**EXERCISE REQUIREMENTS**
In the records below, find each line containing the word "page" and copy it.

------------------------------------------------

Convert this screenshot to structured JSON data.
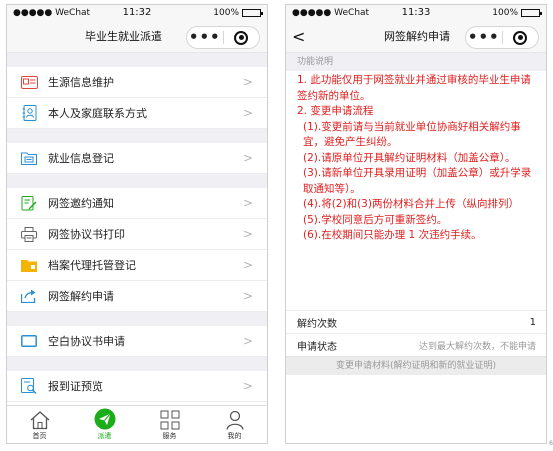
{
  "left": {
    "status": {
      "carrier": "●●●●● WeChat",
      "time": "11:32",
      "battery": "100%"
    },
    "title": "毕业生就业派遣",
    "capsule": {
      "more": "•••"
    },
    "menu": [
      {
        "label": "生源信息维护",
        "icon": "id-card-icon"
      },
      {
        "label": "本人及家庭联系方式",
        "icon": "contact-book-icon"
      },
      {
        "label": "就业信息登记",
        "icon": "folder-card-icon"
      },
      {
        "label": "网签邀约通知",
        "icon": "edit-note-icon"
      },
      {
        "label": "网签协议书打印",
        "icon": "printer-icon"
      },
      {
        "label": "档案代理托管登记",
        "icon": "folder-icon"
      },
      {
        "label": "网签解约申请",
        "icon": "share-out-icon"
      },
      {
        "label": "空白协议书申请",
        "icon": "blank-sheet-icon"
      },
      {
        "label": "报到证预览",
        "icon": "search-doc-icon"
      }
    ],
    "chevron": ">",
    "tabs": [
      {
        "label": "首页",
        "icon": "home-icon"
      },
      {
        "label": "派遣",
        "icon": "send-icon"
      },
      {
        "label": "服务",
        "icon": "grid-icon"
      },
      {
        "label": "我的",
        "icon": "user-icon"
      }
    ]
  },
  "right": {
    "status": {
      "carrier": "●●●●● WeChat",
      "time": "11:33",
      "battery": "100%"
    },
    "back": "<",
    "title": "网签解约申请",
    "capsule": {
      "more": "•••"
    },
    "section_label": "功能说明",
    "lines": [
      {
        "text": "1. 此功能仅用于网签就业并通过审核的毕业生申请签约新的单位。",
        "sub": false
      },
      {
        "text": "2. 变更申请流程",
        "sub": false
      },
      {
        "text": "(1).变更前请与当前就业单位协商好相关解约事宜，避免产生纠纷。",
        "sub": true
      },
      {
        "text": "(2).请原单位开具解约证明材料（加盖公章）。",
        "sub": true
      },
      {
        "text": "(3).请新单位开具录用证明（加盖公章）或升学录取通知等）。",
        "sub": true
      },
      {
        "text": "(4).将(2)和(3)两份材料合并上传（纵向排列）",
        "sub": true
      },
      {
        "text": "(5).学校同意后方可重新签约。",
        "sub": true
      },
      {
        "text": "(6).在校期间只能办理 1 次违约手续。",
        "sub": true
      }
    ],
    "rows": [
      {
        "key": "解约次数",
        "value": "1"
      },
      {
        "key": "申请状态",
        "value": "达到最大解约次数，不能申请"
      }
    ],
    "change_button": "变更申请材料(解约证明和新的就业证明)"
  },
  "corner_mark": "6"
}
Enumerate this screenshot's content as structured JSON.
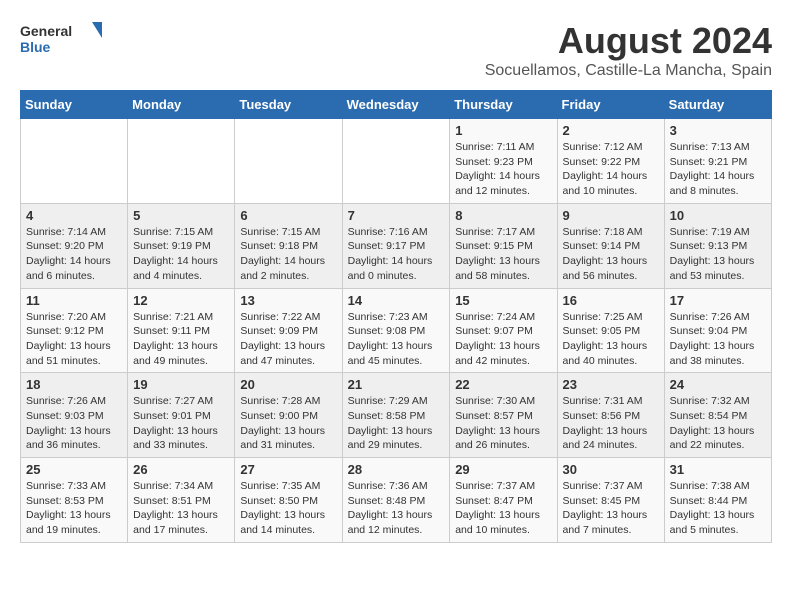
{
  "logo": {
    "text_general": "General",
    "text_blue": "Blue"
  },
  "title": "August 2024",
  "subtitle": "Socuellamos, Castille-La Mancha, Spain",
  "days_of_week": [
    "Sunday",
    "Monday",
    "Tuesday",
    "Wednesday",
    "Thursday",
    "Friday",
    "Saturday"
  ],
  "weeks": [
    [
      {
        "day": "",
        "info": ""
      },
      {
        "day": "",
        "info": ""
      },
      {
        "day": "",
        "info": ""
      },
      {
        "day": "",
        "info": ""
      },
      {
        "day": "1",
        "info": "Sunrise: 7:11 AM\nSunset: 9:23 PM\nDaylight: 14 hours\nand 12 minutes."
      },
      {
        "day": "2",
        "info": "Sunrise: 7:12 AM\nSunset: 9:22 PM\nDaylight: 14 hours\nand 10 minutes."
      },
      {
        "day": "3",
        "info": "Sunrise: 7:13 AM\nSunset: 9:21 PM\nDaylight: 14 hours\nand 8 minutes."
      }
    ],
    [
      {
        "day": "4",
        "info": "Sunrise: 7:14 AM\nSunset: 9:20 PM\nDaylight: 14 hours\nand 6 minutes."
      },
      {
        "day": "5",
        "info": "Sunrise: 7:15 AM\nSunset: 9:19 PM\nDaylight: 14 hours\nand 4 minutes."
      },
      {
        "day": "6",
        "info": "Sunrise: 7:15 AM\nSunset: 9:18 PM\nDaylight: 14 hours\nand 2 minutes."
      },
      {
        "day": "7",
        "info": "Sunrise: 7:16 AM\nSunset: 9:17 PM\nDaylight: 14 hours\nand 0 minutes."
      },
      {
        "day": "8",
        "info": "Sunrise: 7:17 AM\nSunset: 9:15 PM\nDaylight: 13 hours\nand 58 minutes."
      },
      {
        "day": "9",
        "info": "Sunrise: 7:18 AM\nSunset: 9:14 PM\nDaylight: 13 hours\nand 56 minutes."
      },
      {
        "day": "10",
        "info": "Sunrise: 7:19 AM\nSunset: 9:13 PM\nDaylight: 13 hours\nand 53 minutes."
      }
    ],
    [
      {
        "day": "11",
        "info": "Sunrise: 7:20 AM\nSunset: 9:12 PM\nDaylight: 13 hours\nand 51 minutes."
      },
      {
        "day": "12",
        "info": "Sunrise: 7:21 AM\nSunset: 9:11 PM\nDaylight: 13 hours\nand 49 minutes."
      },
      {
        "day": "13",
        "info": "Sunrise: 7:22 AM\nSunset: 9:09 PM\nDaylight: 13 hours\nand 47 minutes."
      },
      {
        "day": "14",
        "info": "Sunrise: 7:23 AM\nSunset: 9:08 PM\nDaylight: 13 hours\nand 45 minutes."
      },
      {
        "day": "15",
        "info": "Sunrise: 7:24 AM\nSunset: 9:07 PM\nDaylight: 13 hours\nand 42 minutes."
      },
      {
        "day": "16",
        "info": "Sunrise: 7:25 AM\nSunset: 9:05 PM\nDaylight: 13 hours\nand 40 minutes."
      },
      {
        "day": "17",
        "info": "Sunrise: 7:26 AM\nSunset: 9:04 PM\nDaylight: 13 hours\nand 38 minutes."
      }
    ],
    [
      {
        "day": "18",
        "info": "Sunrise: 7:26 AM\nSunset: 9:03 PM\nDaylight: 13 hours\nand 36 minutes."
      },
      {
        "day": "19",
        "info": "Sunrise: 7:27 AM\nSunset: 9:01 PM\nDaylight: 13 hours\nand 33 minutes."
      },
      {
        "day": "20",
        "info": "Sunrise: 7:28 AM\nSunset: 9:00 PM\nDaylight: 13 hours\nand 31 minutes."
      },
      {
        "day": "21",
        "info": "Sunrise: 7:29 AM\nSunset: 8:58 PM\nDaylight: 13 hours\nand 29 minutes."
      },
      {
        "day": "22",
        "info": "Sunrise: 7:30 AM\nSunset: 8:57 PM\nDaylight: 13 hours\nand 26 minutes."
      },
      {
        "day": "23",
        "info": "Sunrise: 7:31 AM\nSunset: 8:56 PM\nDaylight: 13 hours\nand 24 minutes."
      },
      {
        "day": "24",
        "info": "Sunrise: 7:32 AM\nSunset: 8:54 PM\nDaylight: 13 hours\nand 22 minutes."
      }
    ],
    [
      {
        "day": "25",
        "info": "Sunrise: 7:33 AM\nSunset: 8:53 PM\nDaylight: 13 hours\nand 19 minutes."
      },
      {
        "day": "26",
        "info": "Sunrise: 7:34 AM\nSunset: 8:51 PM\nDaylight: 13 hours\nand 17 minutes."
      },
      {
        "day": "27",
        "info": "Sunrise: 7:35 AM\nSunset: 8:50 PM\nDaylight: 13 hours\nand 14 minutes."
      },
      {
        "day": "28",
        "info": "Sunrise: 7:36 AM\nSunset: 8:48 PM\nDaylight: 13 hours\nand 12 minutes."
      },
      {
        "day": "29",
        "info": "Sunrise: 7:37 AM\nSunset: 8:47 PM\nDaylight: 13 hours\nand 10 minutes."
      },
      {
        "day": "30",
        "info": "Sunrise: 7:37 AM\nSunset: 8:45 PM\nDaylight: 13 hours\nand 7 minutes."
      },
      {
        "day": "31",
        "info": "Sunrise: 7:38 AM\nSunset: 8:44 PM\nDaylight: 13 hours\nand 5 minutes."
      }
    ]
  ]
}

------------------------------------------------

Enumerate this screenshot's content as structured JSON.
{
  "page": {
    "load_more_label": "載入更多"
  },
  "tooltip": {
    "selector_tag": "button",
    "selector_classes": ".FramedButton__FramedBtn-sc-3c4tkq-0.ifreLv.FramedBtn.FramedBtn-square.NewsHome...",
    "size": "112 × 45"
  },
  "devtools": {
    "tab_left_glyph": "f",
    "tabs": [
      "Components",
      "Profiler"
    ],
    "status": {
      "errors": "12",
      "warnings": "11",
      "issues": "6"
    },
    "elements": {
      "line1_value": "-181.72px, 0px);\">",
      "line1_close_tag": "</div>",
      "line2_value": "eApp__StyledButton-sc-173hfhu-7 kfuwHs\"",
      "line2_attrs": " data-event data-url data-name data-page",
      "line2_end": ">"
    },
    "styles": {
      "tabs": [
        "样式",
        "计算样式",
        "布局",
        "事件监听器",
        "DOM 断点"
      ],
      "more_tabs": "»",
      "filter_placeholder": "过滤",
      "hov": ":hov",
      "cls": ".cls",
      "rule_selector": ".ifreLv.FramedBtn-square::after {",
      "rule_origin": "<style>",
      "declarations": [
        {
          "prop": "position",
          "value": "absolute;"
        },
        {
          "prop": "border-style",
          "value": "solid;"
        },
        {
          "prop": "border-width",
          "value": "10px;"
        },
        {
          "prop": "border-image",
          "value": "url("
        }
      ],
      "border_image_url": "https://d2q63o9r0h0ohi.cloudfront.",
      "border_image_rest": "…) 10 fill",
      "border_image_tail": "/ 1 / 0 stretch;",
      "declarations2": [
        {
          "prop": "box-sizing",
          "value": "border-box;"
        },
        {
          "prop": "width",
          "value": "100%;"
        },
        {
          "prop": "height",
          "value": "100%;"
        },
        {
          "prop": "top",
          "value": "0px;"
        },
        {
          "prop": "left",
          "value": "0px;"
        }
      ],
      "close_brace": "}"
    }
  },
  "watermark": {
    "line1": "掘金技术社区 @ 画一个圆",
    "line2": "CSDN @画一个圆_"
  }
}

------------------------------------------------

**ANSWER TO THE PROBLEM**
  "page": {
      "line2_attrs": " data-event data-url data-name data-page",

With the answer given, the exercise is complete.